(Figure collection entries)
begin
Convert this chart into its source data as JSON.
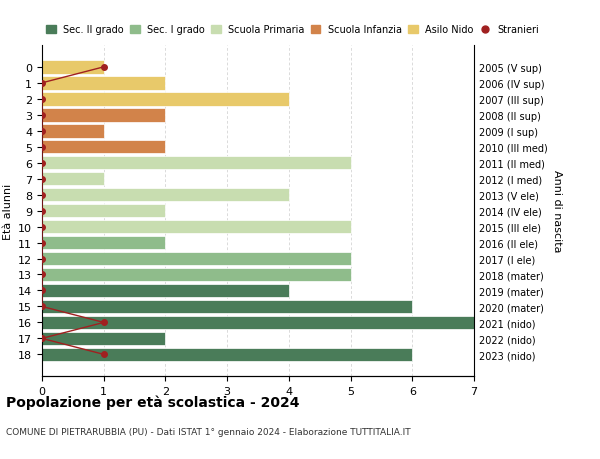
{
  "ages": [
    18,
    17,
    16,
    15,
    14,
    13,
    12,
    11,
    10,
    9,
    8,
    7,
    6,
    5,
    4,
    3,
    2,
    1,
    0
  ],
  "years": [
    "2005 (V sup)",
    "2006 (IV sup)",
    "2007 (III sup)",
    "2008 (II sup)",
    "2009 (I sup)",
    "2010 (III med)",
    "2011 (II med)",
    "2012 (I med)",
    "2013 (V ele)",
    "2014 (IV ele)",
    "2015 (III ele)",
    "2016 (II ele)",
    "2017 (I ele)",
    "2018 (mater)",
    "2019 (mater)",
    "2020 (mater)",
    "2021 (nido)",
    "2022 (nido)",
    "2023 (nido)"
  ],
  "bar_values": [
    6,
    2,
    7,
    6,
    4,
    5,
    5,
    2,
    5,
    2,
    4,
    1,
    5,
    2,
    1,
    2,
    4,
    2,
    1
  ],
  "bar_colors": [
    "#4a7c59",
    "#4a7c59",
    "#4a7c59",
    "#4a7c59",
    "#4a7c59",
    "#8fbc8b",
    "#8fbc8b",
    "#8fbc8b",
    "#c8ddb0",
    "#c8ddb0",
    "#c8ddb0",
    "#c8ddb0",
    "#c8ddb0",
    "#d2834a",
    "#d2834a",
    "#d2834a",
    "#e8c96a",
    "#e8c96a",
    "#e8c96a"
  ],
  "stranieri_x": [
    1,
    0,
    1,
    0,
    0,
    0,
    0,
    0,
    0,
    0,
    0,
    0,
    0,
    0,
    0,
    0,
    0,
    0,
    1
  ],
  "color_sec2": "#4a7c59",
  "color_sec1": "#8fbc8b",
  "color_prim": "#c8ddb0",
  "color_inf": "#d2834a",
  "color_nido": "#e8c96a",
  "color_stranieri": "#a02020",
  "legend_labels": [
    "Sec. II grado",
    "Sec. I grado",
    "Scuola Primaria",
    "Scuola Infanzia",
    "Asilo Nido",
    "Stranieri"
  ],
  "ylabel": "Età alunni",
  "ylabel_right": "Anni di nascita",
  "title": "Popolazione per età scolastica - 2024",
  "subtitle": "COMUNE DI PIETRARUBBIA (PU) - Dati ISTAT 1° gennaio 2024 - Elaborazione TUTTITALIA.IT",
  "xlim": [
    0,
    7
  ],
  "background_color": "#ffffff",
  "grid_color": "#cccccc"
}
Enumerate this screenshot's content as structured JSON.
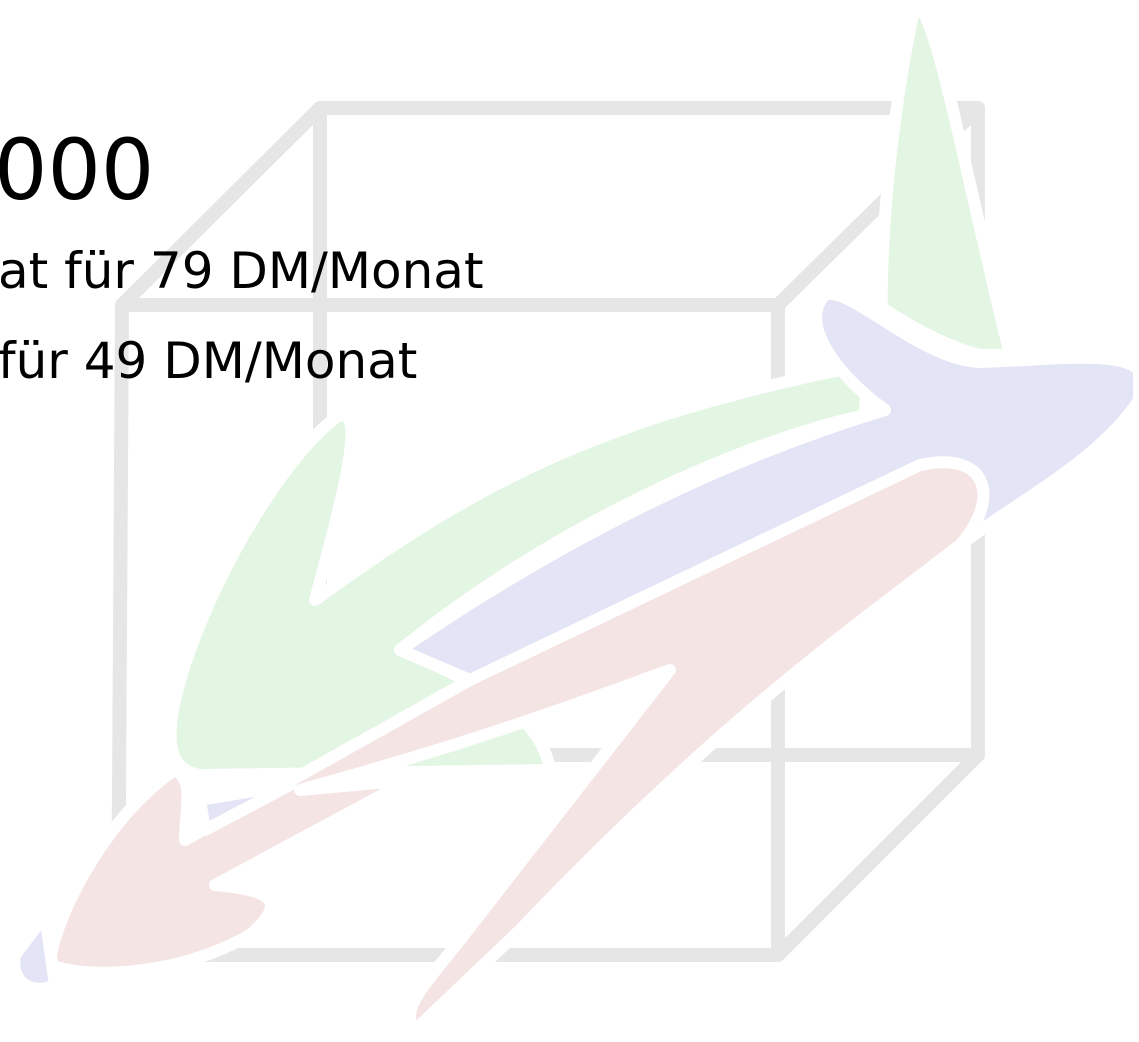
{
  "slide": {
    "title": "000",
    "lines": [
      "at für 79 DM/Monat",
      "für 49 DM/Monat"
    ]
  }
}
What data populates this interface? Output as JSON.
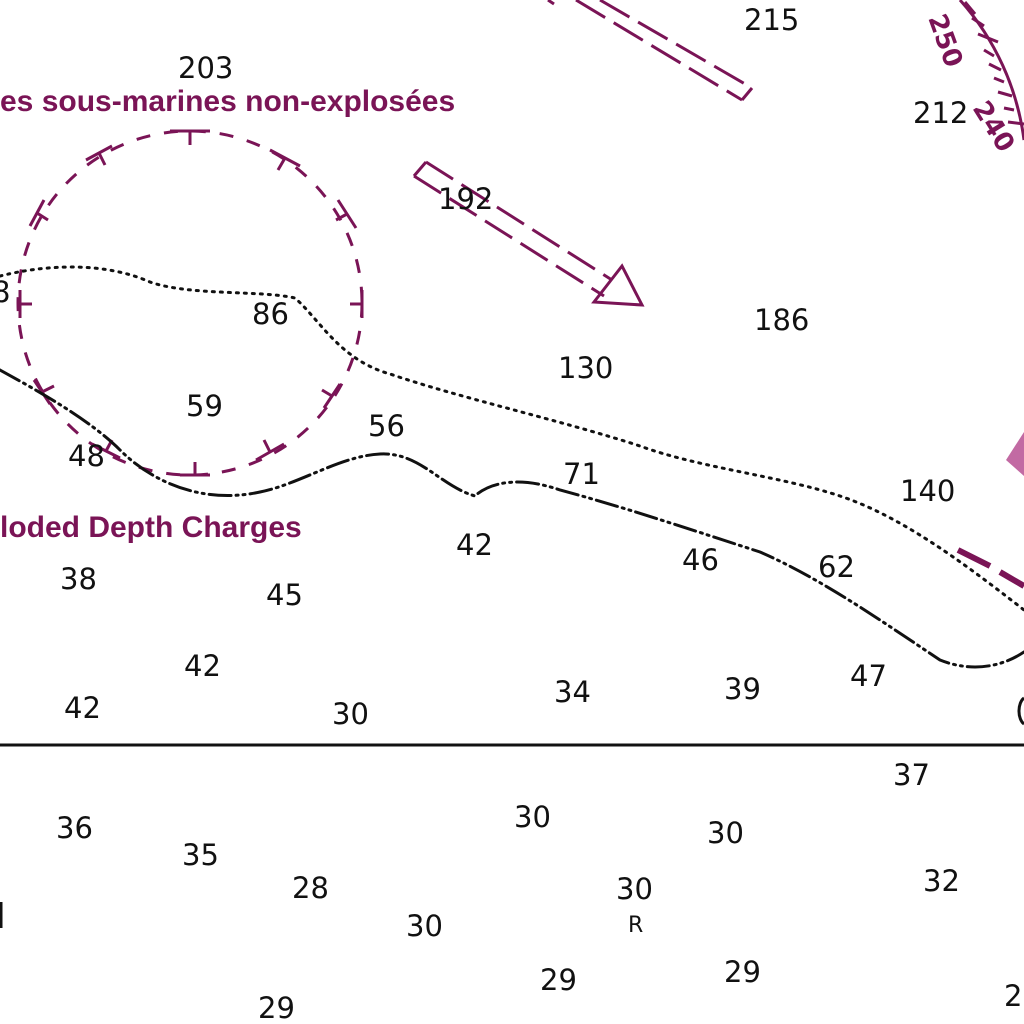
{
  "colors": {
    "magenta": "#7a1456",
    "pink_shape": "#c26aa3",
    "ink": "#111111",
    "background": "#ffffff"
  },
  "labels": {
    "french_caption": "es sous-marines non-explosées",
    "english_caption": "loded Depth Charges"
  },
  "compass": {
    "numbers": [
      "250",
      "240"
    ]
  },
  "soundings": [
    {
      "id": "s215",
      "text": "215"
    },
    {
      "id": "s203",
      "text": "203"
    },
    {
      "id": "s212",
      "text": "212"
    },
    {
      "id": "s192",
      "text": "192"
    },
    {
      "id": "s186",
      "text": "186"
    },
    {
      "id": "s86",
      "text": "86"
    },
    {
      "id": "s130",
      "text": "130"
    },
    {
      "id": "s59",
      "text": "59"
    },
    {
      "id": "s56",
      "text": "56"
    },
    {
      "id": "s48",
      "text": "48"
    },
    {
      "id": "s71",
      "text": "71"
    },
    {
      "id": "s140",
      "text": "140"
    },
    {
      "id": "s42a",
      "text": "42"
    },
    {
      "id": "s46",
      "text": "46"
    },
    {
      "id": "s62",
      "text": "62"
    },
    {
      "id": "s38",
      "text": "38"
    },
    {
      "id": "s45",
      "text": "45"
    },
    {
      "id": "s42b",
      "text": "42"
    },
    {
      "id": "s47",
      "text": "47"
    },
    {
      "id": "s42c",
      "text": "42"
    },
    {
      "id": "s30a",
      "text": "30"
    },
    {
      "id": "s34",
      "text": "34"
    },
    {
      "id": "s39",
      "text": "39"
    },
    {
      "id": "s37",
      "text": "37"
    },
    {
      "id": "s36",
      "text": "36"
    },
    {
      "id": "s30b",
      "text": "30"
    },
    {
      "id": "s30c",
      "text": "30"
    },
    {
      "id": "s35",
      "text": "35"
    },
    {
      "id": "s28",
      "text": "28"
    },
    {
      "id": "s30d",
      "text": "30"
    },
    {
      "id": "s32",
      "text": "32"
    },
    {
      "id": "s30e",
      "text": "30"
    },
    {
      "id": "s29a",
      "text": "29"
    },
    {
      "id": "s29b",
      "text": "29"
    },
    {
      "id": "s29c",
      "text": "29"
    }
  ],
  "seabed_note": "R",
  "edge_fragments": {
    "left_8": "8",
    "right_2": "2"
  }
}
end
Using the records above, find and show each line with the string "data".

Convert this chart into its source data as JSON.
What data populates this interface? Output as JSON.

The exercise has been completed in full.